REQUIRED WORK ▸ Retype the complete listing exactly as it appears.

Dataset rows about figures:

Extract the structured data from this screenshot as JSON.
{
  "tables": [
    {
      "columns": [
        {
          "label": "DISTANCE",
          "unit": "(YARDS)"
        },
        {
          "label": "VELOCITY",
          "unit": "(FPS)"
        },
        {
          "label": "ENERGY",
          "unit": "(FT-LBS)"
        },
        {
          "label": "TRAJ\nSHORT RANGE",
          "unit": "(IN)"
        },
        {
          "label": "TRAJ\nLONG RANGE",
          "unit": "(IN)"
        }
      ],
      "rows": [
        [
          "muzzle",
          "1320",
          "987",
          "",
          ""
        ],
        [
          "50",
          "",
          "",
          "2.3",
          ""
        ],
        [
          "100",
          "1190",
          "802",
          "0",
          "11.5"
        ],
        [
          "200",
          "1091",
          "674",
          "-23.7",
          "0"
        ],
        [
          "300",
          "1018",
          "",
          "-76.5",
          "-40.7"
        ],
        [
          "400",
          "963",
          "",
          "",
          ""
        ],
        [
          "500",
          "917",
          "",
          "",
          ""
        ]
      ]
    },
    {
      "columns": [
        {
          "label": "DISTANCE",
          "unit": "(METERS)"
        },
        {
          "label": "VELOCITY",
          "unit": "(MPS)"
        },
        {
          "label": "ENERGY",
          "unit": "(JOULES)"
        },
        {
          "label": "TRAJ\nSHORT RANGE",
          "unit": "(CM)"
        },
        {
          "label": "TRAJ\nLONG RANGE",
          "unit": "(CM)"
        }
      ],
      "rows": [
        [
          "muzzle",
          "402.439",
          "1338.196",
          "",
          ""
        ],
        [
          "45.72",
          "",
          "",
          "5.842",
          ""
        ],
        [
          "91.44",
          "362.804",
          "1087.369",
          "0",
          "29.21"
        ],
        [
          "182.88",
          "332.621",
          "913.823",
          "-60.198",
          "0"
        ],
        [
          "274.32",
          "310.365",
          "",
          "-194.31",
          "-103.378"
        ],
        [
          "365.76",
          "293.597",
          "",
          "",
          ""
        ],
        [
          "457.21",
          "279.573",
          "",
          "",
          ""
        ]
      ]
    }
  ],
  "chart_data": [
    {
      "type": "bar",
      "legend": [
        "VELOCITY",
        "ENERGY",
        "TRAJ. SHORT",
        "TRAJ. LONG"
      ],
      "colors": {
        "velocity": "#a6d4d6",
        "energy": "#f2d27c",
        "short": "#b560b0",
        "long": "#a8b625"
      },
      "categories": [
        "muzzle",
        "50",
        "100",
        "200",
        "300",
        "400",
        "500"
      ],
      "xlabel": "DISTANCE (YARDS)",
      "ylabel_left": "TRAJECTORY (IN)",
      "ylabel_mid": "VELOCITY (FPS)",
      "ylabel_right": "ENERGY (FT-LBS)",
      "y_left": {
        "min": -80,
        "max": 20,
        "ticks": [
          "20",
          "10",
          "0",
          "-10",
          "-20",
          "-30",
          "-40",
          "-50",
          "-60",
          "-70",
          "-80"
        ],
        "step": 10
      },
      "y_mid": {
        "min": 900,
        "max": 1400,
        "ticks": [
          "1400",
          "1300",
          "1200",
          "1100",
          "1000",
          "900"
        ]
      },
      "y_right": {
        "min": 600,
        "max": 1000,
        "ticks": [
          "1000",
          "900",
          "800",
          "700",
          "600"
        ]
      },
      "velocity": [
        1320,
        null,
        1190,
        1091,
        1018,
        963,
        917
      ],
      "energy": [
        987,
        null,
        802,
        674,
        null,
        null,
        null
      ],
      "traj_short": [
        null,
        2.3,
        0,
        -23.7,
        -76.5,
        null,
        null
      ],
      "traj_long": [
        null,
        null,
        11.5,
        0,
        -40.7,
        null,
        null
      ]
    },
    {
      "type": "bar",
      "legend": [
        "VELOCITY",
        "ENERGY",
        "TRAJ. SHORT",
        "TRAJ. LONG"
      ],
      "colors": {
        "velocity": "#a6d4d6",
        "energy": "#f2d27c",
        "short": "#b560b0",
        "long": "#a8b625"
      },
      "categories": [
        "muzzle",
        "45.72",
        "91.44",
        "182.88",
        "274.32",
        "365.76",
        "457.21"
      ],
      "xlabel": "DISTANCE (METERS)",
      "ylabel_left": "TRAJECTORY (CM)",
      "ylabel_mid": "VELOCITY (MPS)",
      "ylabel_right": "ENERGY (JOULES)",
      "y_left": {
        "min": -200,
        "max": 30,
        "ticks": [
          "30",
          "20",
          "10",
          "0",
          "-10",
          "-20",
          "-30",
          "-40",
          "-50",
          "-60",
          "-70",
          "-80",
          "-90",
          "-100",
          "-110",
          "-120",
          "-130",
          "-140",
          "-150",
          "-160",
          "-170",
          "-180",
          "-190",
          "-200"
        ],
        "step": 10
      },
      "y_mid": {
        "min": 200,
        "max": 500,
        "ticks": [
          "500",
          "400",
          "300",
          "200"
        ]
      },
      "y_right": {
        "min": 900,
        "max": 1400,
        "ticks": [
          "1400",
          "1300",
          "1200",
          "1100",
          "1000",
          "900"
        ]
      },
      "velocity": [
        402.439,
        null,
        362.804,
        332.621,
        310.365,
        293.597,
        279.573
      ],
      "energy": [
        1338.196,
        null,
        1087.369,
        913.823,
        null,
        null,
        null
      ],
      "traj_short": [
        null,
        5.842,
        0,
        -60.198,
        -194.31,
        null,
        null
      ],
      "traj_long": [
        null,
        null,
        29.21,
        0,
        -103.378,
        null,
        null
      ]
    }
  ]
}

RESPONSE TO THIS TASK ▸
Extract the structured data from this screenshot as JSON.
{
  "tables": [
    {
      "columns": [
        {
          "label": "DISTANCE",
          "unit": "(YARDS)"
        },
        {
          "label": "VELOCITY",
          "unit": "(FPS)"
        },
        {
          "label": "ENERGY",
          "unit": "(FT-LBS)"
        },
        {
          "label": "TRAJ\nSHORT RANGE",
          "unit": "(IN)"
        },
        {
          "label": "TRAJ\nLONG RANGE",
          "unit": "(IN)"
        }
      ],
      "rows": [
        [
          "muzzle",
          "1320",
          "987",
          "",
          ""
        ],
        [
          "50",
          "",
          "",
          "2.3",
          ""
        ],
        [
          "100",
          "1190",
          "802",
          "0",
          "11.5"
        ],
        [
          "200",
          "1091",
          "674",
          "-23.7",
          "0"
        ],
        [
          "300",
          "1018",
          "",
          "-76.5",
          "-40.7"
        ],
        [
          "400",
          "963",
          "",
          "",
          ""
        ],
        [
          "500",
          "917",
          "",
          "",
          ""
        ]
      ]
    },
    {
      "columns": [
        {
          "label": "DISTANCE",
          "unit": "(METERS)"
        },
        {
          "label": "VELOCITY",
          "unit": "(MPS)"
        },
        {
          "label": "ENERGY",
          "unit": "(JOULES)"
        },
        {
          "label": "TRAJ\nSHORT RANGE",
          "unit": "(CM)"
        },
        {
          "label": "TRAJ\nLONG RANGE",
          "unit": "(CM)"
        }
      ],
      "rows": [
        [
          "muzzle",
          "402.439",
          "1338.196",
          "",
          ""
        ],
        [
          "45.72",
          "",
          "",
          "5.842",
          ""
        ],
        [
          "91.44",
          "362.804",
          "1087.369",
          "0",
          "29.21"
        ],
        [
          "182.88",
          "332.621",
          "913.823",
          "-60.198",
          "0"
        ],
        [
          "274.32",
          "310.365",
          "",
          "-194.31",
          "-103.378"
        ],
        [
          "365.76",
          "293.597",
          "",
          "",
          ""
        ],
        [
          "457.21",
          "279.573",
          "",
          "",
          ""
        ]
      ]
    }
  ],
  "chart_data": [
    {
      "type": "bar",
      "legend": [
        "VELOCITY",
        "ENERGY",
        "TRAJ. SHORT",
        "TRAJ. LONG"
      ],
      "colors": {
        "velocity": "#a6d4d6",
        "energy": "#f2d27c",
        "short": "#b560b0",
        "long": "#a8b625"
      },
      "categories": [
        "muzzle",
        "50",
        "100",
        "200",
        "300",
        "400",
        "500"
      ],
      "xlabel": "DISTANCE (YARDS)",
      "ylabel_left": "TRAJECTORY (IN)",
      "ylabel_mid": "VELOCITY (FPS)",
      "ylabel_right": "ENERGY (FT-LBS)",
      "y_left": {
        "min": -80,
        "max": 20,
        "ticks": [
          "20",
          "10",
          "0",
          "-10",
          "-20",
          "-30",
          "-40",
          "-50",
          "-60",
          "-70",
          "-80"
        ],
        "step": 10
      },
      "y_mid": {
        "min": 900,
        "max": 1400,
        "ticks": [
          "1400",
          "1300",
          "1200",
          "1100",
          "1000",
          "900"
        ]
      },
      "y_right": {
        "min": 600,
        "max": 1000,
        "ticks": [
          "1000",
          "900",
          "800",
          "700",
          "600"
        ]
      },
      "velocity": [
        1320,
        null,
        1190,
        1091,
        1018,
        963,
        917
      ],
      "energy": [
        987,
        null,
        802,
        674,
        null,
        null,
        null
      ],
      "traj_short": [
        null,
        2.3,
        0,
        -23.7,
        -76.5,
        null,
        null
      ],
      "traj_long": [
        null,
        null,
        11.5,
        0,
        -40.7,
        null,
        null
      ]
    },
    {
      "type": "bar",
      "legend": [
        "VELOCITY",
        "ENERGY",
        "TRAJ. SHORT",
        "TRAJ. LONG"
      ],
      "colors": {
        "velocity": "#a6d4d6",
        "energy": "#f2d27c",
        "short": "#b560b0",
        "long": "#a8b625"
      },
      "categories": [
        "muzzle",
        "45.72",
        "91.44",
        "182.88",
        "274.32",
        "365.76",
        "457.21"
      ],
      "xlabel": "DISTANCE (METERS)",
      "ylabel_left": "TRAJECTORY (CM)",
      "ylabel_mid": "VELOCITY (MPS)",
      "ylabel_right": "ENERGY (JOULES)",
      "y_left": {
        "min": -200,
        "max": 30,
        "ticks": [
          "30",
          "20",
          "10",
          "0",
          "-10",
          "-20",
          "-30",
          "-40",
          "-50",
          "-60",
          "-70",
          "-80",
          "-90",
          "-100",
          "-110",
          "-120",
          "-130",
          "-140",
          "-150",
          "-160",
          "-170",
          "-180",
          "-190",
          "-200"
        ],
        "step": 10
      },
      "y_mid": {
        "min": 200,
        "max": 500,
        "ticks": [
          "500",
          "400",
          "300",
          "200"
        ]
      },
      "y_right": {
        "min": 900,
        "max": 1400,
        "ticks": [
          "1400",
          "1300",
          "1200",
          "1100",
          "1000",
          "900"
        ]
      },
      "velocity": [
        402.439,
        null,
        362.804,
        332.621,
        310.365,
        293.597,
        279.573
      ],
      "energy": [
        1338.196,
        null,
        1087.369,
        913.823,
        null,
        null,
        null
      ],
      "traj_short": [
        null,
        5.842,
        0,
        -60.198,
        -194.31,
        null,
        null
      ],
      "traj_long": [
        null,
        null,
        29.21,
        0,
        -103.378,
        null,
        null
      ]
    }
  ]
}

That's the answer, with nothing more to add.